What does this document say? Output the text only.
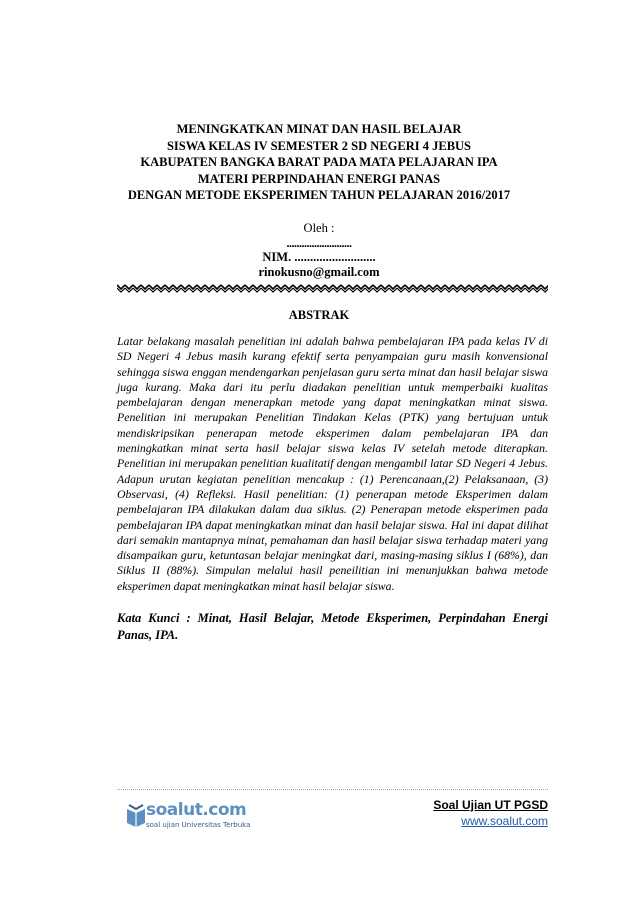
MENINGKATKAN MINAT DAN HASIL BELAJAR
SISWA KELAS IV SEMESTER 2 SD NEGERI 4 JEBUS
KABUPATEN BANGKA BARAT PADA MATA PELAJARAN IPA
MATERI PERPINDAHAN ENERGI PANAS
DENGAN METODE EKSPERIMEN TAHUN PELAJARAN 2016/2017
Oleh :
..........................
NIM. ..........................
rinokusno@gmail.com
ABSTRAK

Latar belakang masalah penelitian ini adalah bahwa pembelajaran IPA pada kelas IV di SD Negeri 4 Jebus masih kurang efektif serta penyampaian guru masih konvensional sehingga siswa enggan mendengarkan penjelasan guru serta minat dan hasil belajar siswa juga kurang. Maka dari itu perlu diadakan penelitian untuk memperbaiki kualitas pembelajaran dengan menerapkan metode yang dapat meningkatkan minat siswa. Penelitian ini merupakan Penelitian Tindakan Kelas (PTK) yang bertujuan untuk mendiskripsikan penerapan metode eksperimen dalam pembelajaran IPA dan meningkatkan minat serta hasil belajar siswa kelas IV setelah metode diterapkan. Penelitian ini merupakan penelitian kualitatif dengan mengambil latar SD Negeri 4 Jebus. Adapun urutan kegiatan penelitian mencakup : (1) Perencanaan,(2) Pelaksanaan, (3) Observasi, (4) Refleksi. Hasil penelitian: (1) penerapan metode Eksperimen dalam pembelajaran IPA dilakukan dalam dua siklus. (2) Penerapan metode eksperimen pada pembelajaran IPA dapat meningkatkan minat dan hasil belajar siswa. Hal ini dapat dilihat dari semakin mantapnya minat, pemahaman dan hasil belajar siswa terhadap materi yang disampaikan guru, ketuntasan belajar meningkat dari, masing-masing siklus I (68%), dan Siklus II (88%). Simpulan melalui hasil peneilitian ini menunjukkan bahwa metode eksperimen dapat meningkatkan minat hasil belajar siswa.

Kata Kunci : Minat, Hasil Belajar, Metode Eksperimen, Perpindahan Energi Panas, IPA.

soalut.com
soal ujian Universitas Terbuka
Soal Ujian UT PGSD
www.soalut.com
# # #
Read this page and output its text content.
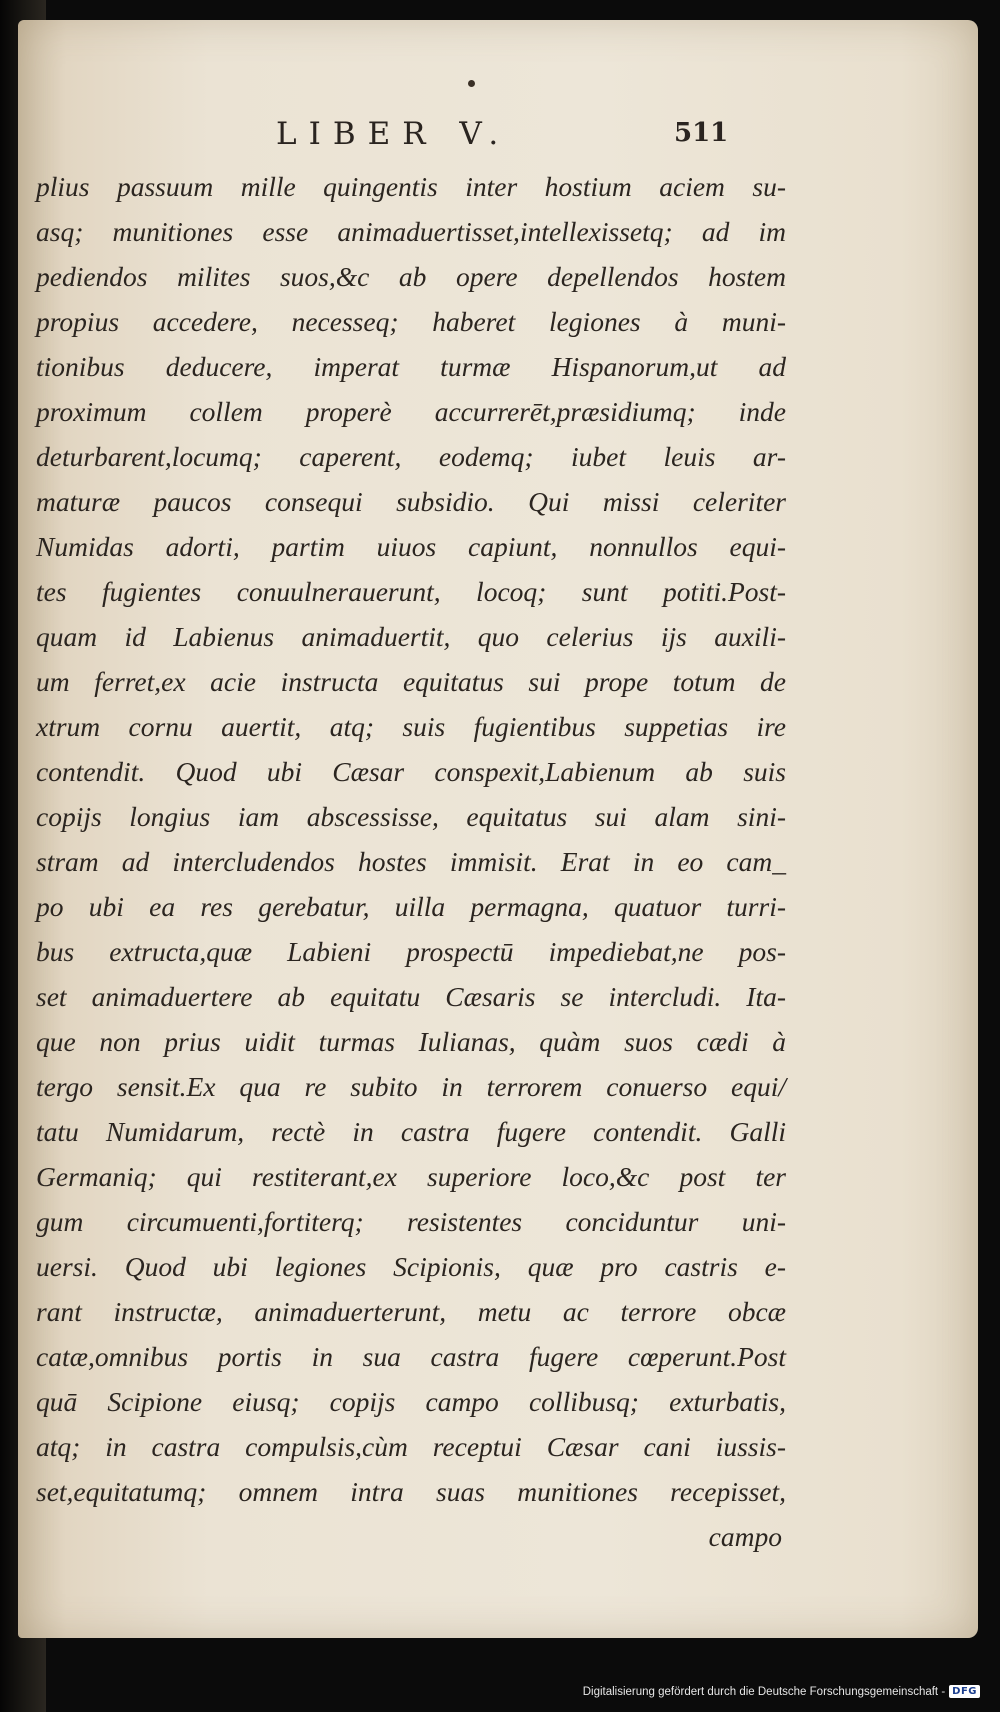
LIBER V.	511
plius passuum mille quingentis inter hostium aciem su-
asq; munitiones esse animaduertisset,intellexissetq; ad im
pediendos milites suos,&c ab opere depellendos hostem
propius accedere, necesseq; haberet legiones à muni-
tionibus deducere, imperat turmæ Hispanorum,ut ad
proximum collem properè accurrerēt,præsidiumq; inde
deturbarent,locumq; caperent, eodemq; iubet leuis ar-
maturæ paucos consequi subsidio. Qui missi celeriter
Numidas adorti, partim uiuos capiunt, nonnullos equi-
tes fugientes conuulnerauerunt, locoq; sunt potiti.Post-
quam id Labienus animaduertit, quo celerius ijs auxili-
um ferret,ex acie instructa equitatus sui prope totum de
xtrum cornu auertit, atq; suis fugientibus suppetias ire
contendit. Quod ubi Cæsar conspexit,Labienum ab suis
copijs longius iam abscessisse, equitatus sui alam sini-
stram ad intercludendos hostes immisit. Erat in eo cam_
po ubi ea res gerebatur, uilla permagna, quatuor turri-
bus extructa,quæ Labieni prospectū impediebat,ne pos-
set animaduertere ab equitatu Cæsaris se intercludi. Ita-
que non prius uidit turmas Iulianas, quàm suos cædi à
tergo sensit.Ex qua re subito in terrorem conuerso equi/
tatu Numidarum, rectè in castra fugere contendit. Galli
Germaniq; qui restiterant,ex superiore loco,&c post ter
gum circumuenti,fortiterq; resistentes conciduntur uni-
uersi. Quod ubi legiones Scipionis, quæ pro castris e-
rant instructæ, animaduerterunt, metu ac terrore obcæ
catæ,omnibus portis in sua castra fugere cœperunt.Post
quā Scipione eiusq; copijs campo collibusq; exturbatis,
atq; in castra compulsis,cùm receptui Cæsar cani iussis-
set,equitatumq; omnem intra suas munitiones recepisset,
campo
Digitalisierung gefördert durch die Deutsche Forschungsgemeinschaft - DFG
# # #
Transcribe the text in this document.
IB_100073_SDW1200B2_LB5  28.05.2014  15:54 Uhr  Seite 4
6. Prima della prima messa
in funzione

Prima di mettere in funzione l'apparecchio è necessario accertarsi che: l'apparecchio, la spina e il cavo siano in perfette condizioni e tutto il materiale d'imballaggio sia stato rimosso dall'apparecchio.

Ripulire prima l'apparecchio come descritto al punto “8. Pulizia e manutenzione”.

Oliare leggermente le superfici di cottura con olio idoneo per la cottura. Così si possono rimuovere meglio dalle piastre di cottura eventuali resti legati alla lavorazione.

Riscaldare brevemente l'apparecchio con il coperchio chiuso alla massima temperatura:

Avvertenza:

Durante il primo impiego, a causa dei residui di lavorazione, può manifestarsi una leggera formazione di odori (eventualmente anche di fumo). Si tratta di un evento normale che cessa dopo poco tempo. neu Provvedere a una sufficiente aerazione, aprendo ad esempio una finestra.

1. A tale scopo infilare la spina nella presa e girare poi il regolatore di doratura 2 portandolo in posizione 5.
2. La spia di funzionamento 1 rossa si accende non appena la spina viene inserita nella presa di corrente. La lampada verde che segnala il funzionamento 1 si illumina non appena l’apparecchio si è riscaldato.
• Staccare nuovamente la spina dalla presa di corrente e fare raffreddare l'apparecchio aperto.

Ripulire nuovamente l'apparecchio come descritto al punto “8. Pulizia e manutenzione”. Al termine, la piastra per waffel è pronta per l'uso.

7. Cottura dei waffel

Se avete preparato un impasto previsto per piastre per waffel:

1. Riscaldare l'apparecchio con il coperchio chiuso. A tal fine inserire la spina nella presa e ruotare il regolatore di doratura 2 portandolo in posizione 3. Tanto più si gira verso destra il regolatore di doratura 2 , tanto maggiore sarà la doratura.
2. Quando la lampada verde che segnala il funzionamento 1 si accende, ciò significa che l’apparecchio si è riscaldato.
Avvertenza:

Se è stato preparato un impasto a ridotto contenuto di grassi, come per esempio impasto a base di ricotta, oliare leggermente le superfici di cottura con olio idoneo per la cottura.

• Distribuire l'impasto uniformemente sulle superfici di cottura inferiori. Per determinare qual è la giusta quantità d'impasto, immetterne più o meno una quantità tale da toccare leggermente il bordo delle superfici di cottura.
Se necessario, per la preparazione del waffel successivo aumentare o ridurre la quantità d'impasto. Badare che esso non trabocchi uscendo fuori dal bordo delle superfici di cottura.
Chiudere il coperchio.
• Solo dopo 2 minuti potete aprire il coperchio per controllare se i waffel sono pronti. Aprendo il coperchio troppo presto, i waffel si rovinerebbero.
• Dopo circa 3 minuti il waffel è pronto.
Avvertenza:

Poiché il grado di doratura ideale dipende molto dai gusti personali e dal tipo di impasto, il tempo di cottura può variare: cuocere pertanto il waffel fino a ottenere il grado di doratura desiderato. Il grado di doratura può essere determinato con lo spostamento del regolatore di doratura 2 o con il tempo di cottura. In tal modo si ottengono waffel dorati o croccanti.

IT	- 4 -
# # #
AIM> Among the lines above, how many contain the string "necessario"? State the number alone.

CORRECT RESULT> 2